* START Extracted data *
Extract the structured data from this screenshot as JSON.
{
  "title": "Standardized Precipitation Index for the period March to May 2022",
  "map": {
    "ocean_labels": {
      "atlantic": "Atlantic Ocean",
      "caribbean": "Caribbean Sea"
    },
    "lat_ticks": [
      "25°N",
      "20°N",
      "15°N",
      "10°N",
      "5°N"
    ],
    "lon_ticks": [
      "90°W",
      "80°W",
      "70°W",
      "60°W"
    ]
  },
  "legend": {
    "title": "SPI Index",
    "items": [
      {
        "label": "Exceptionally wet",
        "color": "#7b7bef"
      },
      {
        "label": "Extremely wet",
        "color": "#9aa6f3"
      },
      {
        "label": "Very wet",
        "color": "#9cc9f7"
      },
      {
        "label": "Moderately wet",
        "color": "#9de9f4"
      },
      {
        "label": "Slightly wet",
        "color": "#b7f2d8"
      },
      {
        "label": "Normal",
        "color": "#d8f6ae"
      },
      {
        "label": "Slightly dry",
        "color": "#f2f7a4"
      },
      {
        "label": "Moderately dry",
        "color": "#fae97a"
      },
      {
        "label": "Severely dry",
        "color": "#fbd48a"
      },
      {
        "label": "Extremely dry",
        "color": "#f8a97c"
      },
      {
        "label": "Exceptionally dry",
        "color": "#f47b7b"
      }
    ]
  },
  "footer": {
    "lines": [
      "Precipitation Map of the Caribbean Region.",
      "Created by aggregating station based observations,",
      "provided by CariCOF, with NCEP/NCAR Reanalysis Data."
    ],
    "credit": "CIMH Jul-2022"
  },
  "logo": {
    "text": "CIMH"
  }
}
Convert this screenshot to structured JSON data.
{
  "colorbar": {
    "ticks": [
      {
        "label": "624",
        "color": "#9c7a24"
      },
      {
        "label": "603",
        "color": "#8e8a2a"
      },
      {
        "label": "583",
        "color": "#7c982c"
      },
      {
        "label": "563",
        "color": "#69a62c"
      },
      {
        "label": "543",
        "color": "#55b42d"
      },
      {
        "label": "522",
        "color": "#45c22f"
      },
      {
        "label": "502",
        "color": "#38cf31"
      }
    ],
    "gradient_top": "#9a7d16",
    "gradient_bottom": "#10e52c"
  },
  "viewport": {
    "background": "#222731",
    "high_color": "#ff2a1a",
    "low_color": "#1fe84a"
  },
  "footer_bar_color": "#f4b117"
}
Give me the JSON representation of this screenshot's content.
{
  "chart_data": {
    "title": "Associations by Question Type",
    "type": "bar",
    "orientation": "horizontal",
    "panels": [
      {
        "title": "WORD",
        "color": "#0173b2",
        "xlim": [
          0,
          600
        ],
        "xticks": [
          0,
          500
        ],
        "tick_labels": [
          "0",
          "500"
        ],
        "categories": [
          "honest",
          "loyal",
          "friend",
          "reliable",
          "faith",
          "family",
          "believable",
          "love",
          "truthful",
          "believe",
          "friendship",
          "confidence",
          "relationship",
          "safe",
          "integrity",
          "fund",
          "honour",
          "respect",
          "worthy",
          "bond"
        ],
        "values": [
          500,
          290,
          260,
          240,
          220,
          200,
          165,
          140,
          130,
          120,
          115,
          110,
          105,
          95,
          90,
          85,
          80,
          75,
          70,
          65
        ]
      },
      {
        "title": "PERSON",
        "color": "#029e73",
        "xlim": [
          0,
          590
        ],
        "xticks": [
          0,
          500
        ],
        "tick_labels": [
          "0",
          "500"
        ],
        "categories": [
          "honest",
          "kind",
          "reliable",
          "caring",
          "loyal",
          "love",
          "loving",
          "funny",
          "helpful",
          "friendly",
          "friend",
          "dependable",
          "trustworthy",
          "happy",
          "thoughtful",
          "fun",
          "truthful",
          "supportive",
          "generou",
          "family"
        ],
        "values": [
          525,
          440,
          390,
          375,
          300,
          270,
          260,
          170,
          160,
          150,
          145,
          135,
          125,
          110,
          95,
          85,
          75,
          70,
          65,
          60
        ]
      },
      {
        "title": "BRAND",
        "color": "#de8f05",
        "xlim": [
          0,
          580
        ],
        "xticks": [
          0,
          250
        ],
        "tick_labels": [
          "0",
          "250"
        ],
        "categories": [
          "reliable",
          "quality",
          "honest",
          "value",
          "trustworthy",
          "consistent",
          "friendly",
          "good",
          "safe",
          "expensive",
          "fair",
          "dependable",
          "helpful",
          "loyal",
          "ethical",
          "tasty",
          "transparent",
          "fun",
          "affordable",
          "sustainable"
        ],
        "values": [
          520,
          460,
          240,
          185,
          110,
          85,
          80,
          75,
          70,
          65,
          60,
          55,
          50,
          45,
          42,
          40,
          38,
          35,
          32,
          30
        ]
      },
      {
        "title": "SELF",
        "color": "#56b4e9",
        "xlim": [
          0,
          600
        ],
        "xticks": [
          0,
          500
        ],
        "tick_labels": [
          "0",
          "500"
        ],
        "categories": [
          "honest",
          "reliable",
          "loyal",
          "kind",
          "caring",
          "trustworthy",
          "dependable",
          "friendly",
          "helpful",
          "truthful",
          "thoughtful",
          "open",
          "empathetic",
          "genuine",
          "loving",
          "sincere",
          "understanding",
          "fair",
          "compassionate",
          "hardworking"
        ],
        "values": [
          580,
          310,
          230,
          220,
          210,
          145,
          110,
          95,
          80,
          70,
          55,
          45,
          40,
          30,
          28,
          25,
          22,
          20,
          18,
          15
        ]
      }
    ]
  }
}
* END Extracted data *
# [To be done]
Repeat the records above exactly, leaving none out.

# [Result of the task]
Extract the structured data from this screenshot as JSON.
{
  "title": "Standardized Precipitation Index for the period March to May 2022",
  "map": {
    "ocean_labels": {
      "atlantic": "Atlantic Ocean",
      "caribbean": "Caribbean Sea"
    },
    "lat_ticks": [
      "25°N",
      "20°N",
      "15°N",
      "10°N",
      "5°N"
    ],
    "lon_ticks": [
      "90°W",
      "80°W",
      "70°W",
      "60°W"
    ]
  },
  "legend": {
    "title": "SPI Index",
    "items": [
      {
        "label": "Exceptionally wet",
        "color": "#7b7bef"
      },
      {
        "label": "Extremely wet",
        "color": "#9aa6f3"
      },
      {
        "label": "Very wet",
        "color": "#9cc9f7"
      },
      {
        "label": "Moderately wet",
        "color": "#9de9f4"
      },
      {
        "label": "Slightly wet",
        "color": "#b7f2d8"
      },
      {
        "label": "Normal",
        "color": "#d8f6ae"
      },
      {
        "label": "Slightly dry",
        "color": "#f2f7a4"
      },
      {
        "label": "Moderately dry",
        "color": "#fae97a"
      },
      {
        "label": "Severely dry",
        "color": "#fbd48a"
      },
      {
        "label": "Extremely dry",
        "color": "#f8a97c"
      },
      {
        "label": "Exceptionally dry",
        "color": "#f47b7b"
      }
    ]
  },
  "footer": {
    "lines": [
      "Precipitation Map of the Caribbean Region.",
      "Created by aggregating station based observations,",
      "provided by CariCOF, with NCEP/NCAR Reanalysis Data."
    ],
    "credit": "CIMH Jul-2022"
  },
  "logo": {
    "text": "CIMH"
  }
}
Convert this screenshot to structured JSON data.
{
  "colorbar": {
    "ticks": [
      {
        "label": "624",
        "color": "#9c7a24"
      },
      {
        "label": "603",
        "color": "#8e8a2a"
      },
      {
        "label": "583",
        "color": "#7c982c"
      },
      {
        "label": "563",
        "color": "#69a62c"
      },
      {
        "label": "543",
        "color": "#55b42d"
      },
      {
        "label": "522",
        "color": "#45c22f"
      },
      {
        "label": "502",
        "color": "#38cf31"
      }
    ],
    "gradient_top": "#9a7d16",
    "gradient_bottom": "#10e52c"
  },
  "viewport": {
    "background": "#222731",
    "high_color": "#ff2a1a",
    "low_color": "#1fe84a"
  },
  "footer_bar_color": "#f4b117"
}
Give me the JSON representation of this screenshot's content.
{
  "chart_data": {
    "title": "Associations by Question Type",
    "type": "bar",
    "orientation": "horizontal",
    "panels": [
      {
        "title": "WORD",
        "color": "#0173b2",
        "xlim": [
          0,
          600
        ],
        "xticks": [
          0,
          500
        ],
        "tick_labels": [
          "0",
          "500"
        ],
        "categories": [
          "honest",
          "loyal",
          "friend",
          "reliable",
          "faith",
          "family",
          "believable",
          "love",
          "truthful",
          "believe",
          "friendship",
          "confidence",
          "relationship",
          "safe",
          "integrity",
          "fund",
          "honour",
          "respect",
          "worthy",
          "bond"
        ],
        "values": [
          500,
          290,
          260,
          240,
          220,
          200,
          165,
          140,
          130,
          120,
          115,
          110,
          105,
          95,
          90,
          85,
          80,
          75,
          70,
          65
        ]
      },
      {
        "title": "PERSON",
        "color": "#029e73",
        "xlim": [
          0,
          590
        ],
        "xticks": [
          0,
          500
        ],
        "tick_labels": [
          "0",
          "500"
        ],
        "categories": [
          "honest",
          "kind",
          "reliable",
          "caring",
          "loyal",
          "love",
          "loving",
          "funny",
          "helpful",
          "friendly",
          "friend",
          "dependable",
          "trustworthy",
          "happy",
          "thoughtful",
          "fun",
          "truthful",
          "supportive",
          "generou",
          "family"
        ],
        "values": [
          525,
          440,
          390,
          375,
          300,
          270,
          260,
          170,
          160,
          150,
          145,
          135,
          125,
          110,
          95,
          85,
          75,
          70,
          65,
          60
        ]
      },
      {
        "title": "BRAND",
        "color": "#de8f05",
        "xlim": [
          0,
          580
        ],
        "xticks": [
          0,
          250
        ],
        "tick_labels": [
          "0",
          "250"
        ],
        "categories": [
          "reliable",
          "quality",
          "honest",
          "value",
          "trustworthy",
          "consistent",
          "friendly",
          "good",
          "safe",
          "expensive",
          "fair",
          "dependable",
          "helpful",
          "loyal",
          "ethical",
          "tasty",
          "transparent",
          "fun",
          "affordable",
          "sustainable"
        ],
        "values": [
          520,
          460,
          240,
          185,
          110,
          85,
          80,
          75,
          70,
          65,
          60,
          55,
          50,
          45,
          42,
          40,
          38,
          35,
          32,
          30
        ]
      },
      {
        "title": "SELF",
        "color": "#56b4e9",
        "xlim": [
          0,
          600
        ],
        "xticks": [
          0,
          500
        ],
        "tick_labels": [
          "0",
          "500"
        ],
        "categories": [
          "honest",
          "reliable",
          "loyal",
          "kind",
          "caring",
          "trustworthy",
          "dependable",
          "friendly",
          "helpful",
          "truthful",
          "thoughtful",
          "open",
          "empathetic",
          "genuine",
          "loving",
          "sincere",
          "understanding",
          "fair",
          "compassionate",
          "hardworking"
        ],
        "values": [
          580,
          310,
          230,
          220,
          210,
          145,
          110,
          95,
          80,
          70,
          55,
          45,
          40,
          30,
          28,
          25,
          22,
          20,
          18,
          15
        ]
      }
    ]
  }
}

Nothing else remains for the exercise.